[Records about charts and figures]
— Begin —

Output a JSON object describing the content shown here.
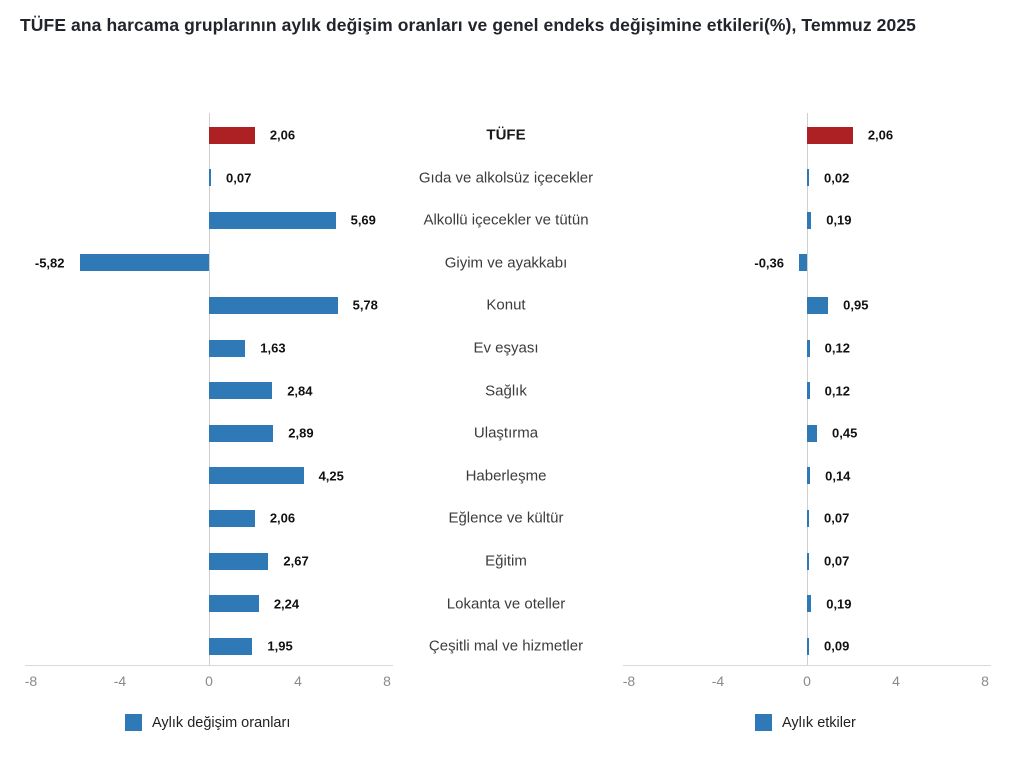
{
  "title": "TÜFE ana harcama gruplarının aylık değişim oranları ve genel endeks değişimine etkileri(%), Temmuz 2025",
  "chart_data": {
    "type": "bar",
    "orientation": "horizontal",
    "categories": [
      "TÜFE",
      "Gıda ve alkolsüz içecekler",
      "Alkollü içecekler ve tütün",
      "Giyim ve ayakkabı",
      "Konut",
      "Ev eşyası",
      "Sağlık",
      "Ulaştırma",
      "Haberleşme",
      "Eğlence ve kültür",
      "Eğitim",
      "Lokanta ve oteller",
      "Çeşitli mal ve hizmetler"
    ],
    "series": [
      {
        "name": "Aylık değişim oranları",
        "values": [
          2.06,
          0.07,
          5.69,
          -5.82,
          5.78,
          1.63,
          2.84,
          2.89,
          4.25,
          2.06,
          2.67,
          2.24,
          1.95
        ]
      },
      {
        "name": "Aylık etkiler",
        "values": [
          2.06,
          0.02,
          0.19,
          -0.36,
          0.95,
          0.12,
          0.12,
          0.45,
          0.14,
          0.07,
          0.07,
          0.19,
          0.09
        ]
      }
    ],
    "xlim": [
      -8,
      8
    ],
    "xticks": [
      -8,
      -4,
      0,
      4,
      8
    ],
    "decimal_separator": ",",
    "bar_color": "#2e79b6",
    "highlight_color": "#ad2024",
    "highlight_index": 0,
    "legend_position": "bottom"
  }
}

— End —

What you need to do: Using the material above, set down every line exactly, but skip the pictures.

Exercise output:
Output a JSON object describing the content shown here.
{
  "title": "TÜFE ana harcama gruplarının aylık değişim oranları ve genel endeks değişimine etkileri(%), Temmuz 2025",
  "chart_data": {
    "type": "bar",
    "orientation": "horizontal",
    "categories": [
      "TÜFE",
      "Gıda ve alkolsüz içecekler",
      "Alkollü içecekler ve tütün",
      "Giyim ve ayakkabı",
      "Konut",
      "Ev eşyası",
      "Sağlık",
      "Ulaştırma",
      "Haberleşme",
      "Eğlence ve kültür",
      "Eğitim",
      "Lokanta ve oteller",
      "Çeşitli mal ve hizmetler"
    ],
    "series": [
      {
        "name": "Aylık değişim oranları",
        "values": [
          2.06,
          0.07,
          5.69,
          -5.82,
          5.78,
          1.63,
          2.84,
          2.89,
          4.25,
          2.06,
          2.67,
          2.24,
          1.95
        ]
      },
      {
        "name": "Aylık etkiler",
        "values": [
          2.06,
          0.02,
          0.19,
          -0.36,
          0.95,
          0.12,
          0.12,
          0.45,
          0.14,
          0.07,
          0.07,
          0.19,
          0.09
        ]
      }
    ],
    "xlim": [
      -8,
      8
    ],
    "xticks": [
      -8,
      -4,
      0,
      4,
      8
    ],
    "decimal_separator": ",",
    "bar_color": "#2e79b6",
    "highlight_color": "#ad2024",
    "highlight_index": 0,
    "legend_position": "bottom"
  }
}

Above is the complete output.